**The data:**
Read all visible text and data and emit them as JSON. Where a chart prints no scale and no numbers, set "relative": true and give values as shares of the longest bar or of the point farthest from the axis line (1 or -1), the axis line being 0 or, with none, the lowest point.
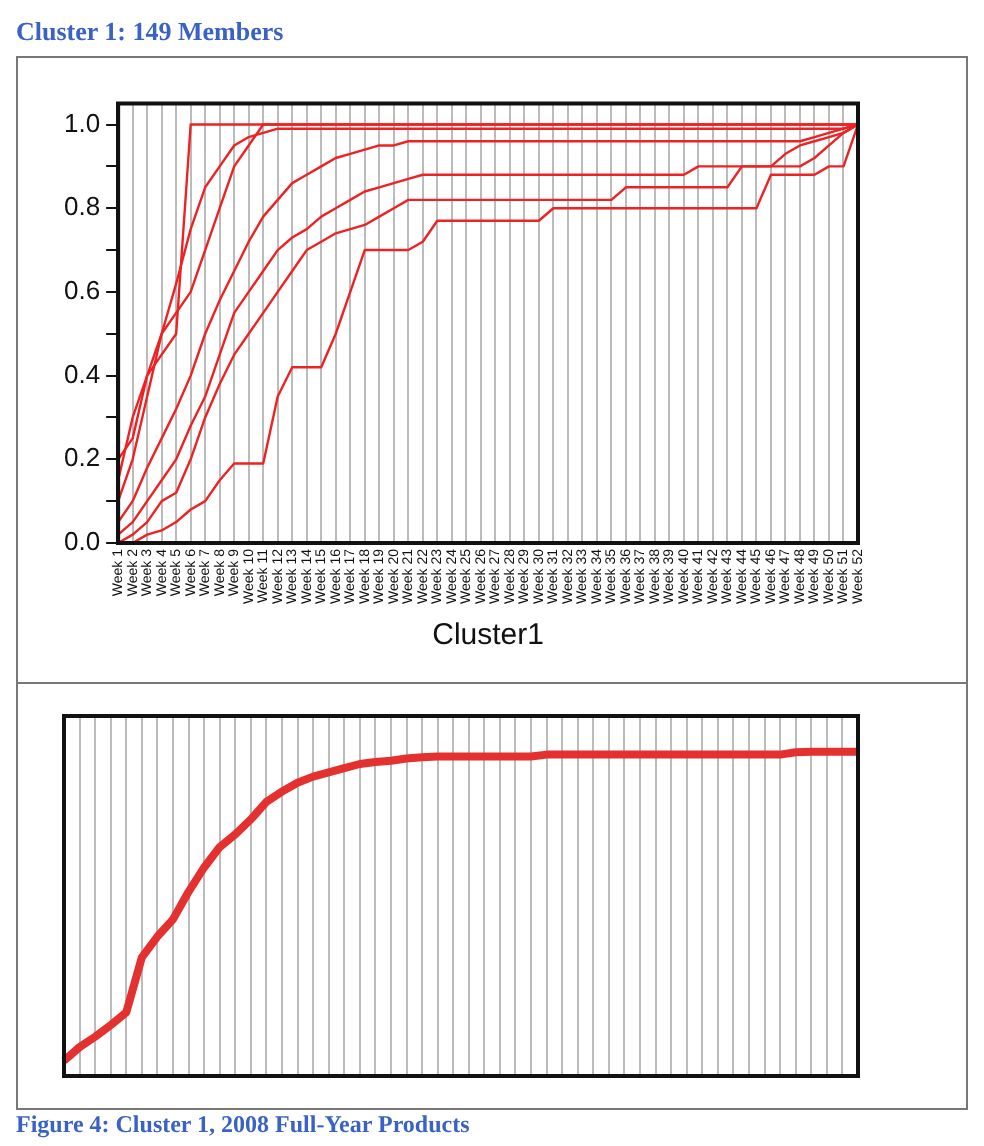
{
  "chart_data": [
    {
      "type": "line",
      "title": "Cluster 1: 149 Members",
      "xlabel": "Cluster1",
      "categories": [
        "Week 1",
        "Week 2",
        "Week 3",
        "Week 4",
        "Week 5",
        "Week 6",
        "Week 7",
        "Week 8",
        "Week 9",
        "Week 10",
        "Week 11",
        "Week 12",
        "Week 13",
        "Week 14",
        "Week 15",
        "Week 16",
        "Week 17",
        "Week 18",
        "Week 19",
        "Week 20",
        "Week 21",
        "Week 22",
        "Week 23",
        "Week 24",
        "Week 25",
        "Week 26",
        "Week 27",
        "Week 28",
        "Week 29",
        "Week 30",
        "Week 31",
        "Week 32",
        "Week 33",
        "Week 34",
        "Week 35",
        "Week 36",
        "Week 37",
        "Week 38",
        "Week 39",
        "Week 40",
        "Week 41",
        "Week 42",
        "Week 43",
        "Week 44",
        "Week 45",
        "Week 46",
        "Week 47",
        "Week 48",
        "Week 49",
        "Week 50",
        "Week 51",
        "Week 52"
      ],
      "series": [
        {
          "color": "#ee2222",
          "values": [
            0.2,
            0.25,
            0.4,
            0.45,
            0.5,
            1,
            1,
            1,
            1,
            1,
            1,
            1,
            1,
            1,
            1,
            1,
            1,
            1,
            1,
            1,
            1,
            1,
            1,
            1,
            1,
            1,
            1,
            1,
            1,
            1,
            1,
            1,
            1,
            1,
            1,
            1,
            1,
            1,
            1,
            1,
            1,
            1,
            1,
            1,
            1,
            1,
            1,
            1,
            1,
            1,
            1,
            1
          ]
        },
        {
          "color": "#ee2222",
          "values": [
            0,
            0,
            0.02,
            0.03,
            0.05,
            0.08,
            0.1,
            0.15,
            0.19,
            0.19,
            0.19,
            0.35,
            0.42,
            0.42,
            0.42,
            0.5,
            0.6,
            0.7,
            0.7,
            0.7,
            0.7,
            0.72,
            0.77,
            0.77,
            0.77,
            0.77,
            0.77,
            0.77,
            0.77,
            0.77,
            0.8,
            0.8,
            0.8,
            0.8,
            0.8,
            0.8,
            0.8,
            0.8,
            0.8,
            0.8,
            0.8,
            0.8,
            0.8,
            0.8,
            0.8,
            0.88,
            0.88,
            0.88,
            0.88,
            0.9,
            0.9,
            1
          ]
        },
        {
          "color": "#ee2222",
          "values": [
            0.05,
            0.1,
            0.18,
            0.25,
            0.32,
            0.4,
            0.5,
            0.58,
            0.65,
            0.72,
            0.78,
            0.82,
            0.86,
            0.88,
            0.9,
            0.92,
            0.93,
            0.94,
            0.95,
            0.95,
            0.96,
            0.96,
            0.96,
            0.96,
            0.96,
            0.96,
            0.96,
            0.96,
            0.96,
            0.96,
            0.96,
            0.96,
            0.96,
            0.96,
            0.96,
            0.96,
            0.96,
            0.96,
            0.96,
            0.96,
            0.96,
            0.96,
            0.96,
            0.96,
            0.96,
            0.96,
            0.96,
            0.96,
            0.97,
            0.98,
            0.99,
            1
          ]
        },
        {
          "color": "#ee2222",
          "values": [
            0.1,
            0.2,
            0.35,
            0.5,
            0.62,
            0.75,
            0.85,
            0.9,
            0.95,
            0.97,
            0.98,
            0.99,
            0.99,
            0.99,
            0.99,
            0.99,
            0.99,
            0.99,
            0.99,
            0.99,
            0.99,
            0.99,
            0.99,
            0.99,
            0.99,
            0.99,
            0.99,
            0.99,
            0.99,
            0.99,
            0.99,
            0.99,
            0.99,
            0.99,
            0.99,
            0.99,
            0.99,
            0.99,
            0.99,
            0.99,
            0.99,
            0.99,
            0.99,
            0.99,
            0.99,
            0.99,
            0.99,
            0.99,
            0.99,
            0.99,
            0.99,
            1
          ]
        },
        {
          "color": "#ee2222",
          "values": [
            0.02,
            0.05,
            0.1,
            0.15,
            0.2,
            0.28,
            0.35,
            0.45,
            0.55,
            0.6,
            0.65,
            0.7,
            0.73,
            0.75,
            0.78,
            0.8,
            0.82,
            0.84,
            0.85,
            0.86,
            0.87,
            0.88,
            0.88,
            0.88,
            0.88,
            0.88,
            0.88,
            0.88,
            0.88,
            0.88,
            0.88,
            0.88,
            0.88,
            0.88,
            0.88,
            0.88,
            0.88,
            0.88,
            0.88,
            0.88,
            0.9,
            0.9,
            0.9,
            0.9,
            0.9,
            0.9,
            0.93,
            0.95,
            0.96,
            0.97,
            0.98,
            1
          ]
        },
        {
          "color": "#ee2222",
          "values": [
            0.15,
            0.3,
            0.4,
            0.5,
            0.55,
            0.6,
            0.7,
            0.8,
            0.9,
            0.95,
            1,
            1,
            1,
            1,
            1,
            1,
            1,
            1,
            1,
            1,
            1,
            1,
            1,
            1,
            1,
            1,
            1,
            1,
            1,
            1,
            1,
            1,
            1,
            1,
            1,
            1,
            1,
            1,
            1,
            1,
            1,
            1,
            1,
            1,
            1,
            1,
            1,
            1,
            1,
            1,
            1,
            1
          ]
        },
        {
          "color": "#ee2222",
          "values": [
            0,
            0.02,
            0.05,
            0.1,
            0.12,
            0.2,
            0.3,
            0.38,
            0.45,
            0.5,
            0.55,
            0.6,
            0.65,
            0.7,
            0.72,
            0.74,
            0.75,
            0.76,
            0.78,
            0.8,
            0.82,
            0.82,
            0.82,
            0.82,
            0.82,
            0.82,
            0.82,
            0.82,
            0.82,
            0.82,
            0.82,
            0.82,
            0.82,
            0.82,
            0.82,
            0.85,
            0.85,
            0.85,
            0.85,
            0.85,
            0.85,
            0.85,
            0.85,
            0.9,
            0.9,
            0.9,
            0.9,
            0.9,
            0.92,
            0.95,
            0.98,
            1
          ]
        }
      ],
      "ylim": [
        0,
        1.05
      ],
      "yticks": [
        {
          "value": 0,
          "label": "0.0"
        },
        {
          "value": 0.1,
          "label": null
        },
        {
          "value": 0.2,
          "label": "0.2"
        },
        {
          "value": 0.3,
          "label": null
        },
        {
          "value": 0.4,
          "label": "0.4"
        },
        {
          "value": 0.5,
          "label": null
        },
        {
          "value": 0.6,
          "label": "0.6"
        },
        {
          "value": 0.7,
          "label": null
        },
        {
          "value": 0.8,
          "label": "0.8"
        },
        {
          "value": 0.9,
          "label": null
        },
        {
          "value": 1,
          "label": "1.0"
        }
      ],
      "grid": "x"
    },
    {
      "type": "line",
      "relative": true,
      "grid": "x",
      "categories": [
        null,
        null,
        null,
        null,
        null,
        null,
        null,
        null,
        null,
        null,
        null,
        null,
        null,
        null,
        null,
        null,
        null,
        null,
        null,
        null,
        null,
        null,
        null,
        null,
        null,
        null,
        null,
        null,
        null,
        null,
        null,
        null,
        null,
        null,
        null,
        null,
        null,
        null,
        null,
        null,
        null,
        null,
        null,
        null,
        null,
        null,
        null,
        null,
        null,
        null,
        null,
        null
      ],
      "series": [
        {
          "color": "#e53030",
          "values": [
            0.047,
            0.089,
            0.121,
            0.157,
            0.196,
            0.366,
            0.43,
            0.483,
            0.568,
            0.643,
            0.706,
            0.745,
            0.791,
            0.845,
            0.877,
            0.904,
            0.923,
            0.936,
            0.949,
            0.962,
            0.968,
            0.972,
            0.979,
            0.983,
            0.985,
            0.985,
            0.985,
            0.985,
            0.985,
            0.985,
            0.985,
            0.991,
            0.991,
            0.991,
            0.991,
            0.991,
            0.991,
            0.991,
            0.991,
            0.991,
            0.991,
            0.991,
            0.991,
            0.991,
            0.991,
            0.991,
            0.991,
            0.998,
            1,
            1,
            1,
            1
          ]
        }
      ],
      "annotations": [
        "Figure 4: Cluster 1, 2008 Full-Year Products"
      ]
    }
  ]
}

**What is required:**
Scan the material line by line and report each one that contains "true".

**Exercise solution:**
Read all visible text and data and emit them as JSON. Where a chart prints no scale and no numbers, set "relative": true and give values as shares of the longest bar or of the point farthest from the axis line (1 or -1), the axis line being 0 or, with none, the lowest point.
      "relative": true,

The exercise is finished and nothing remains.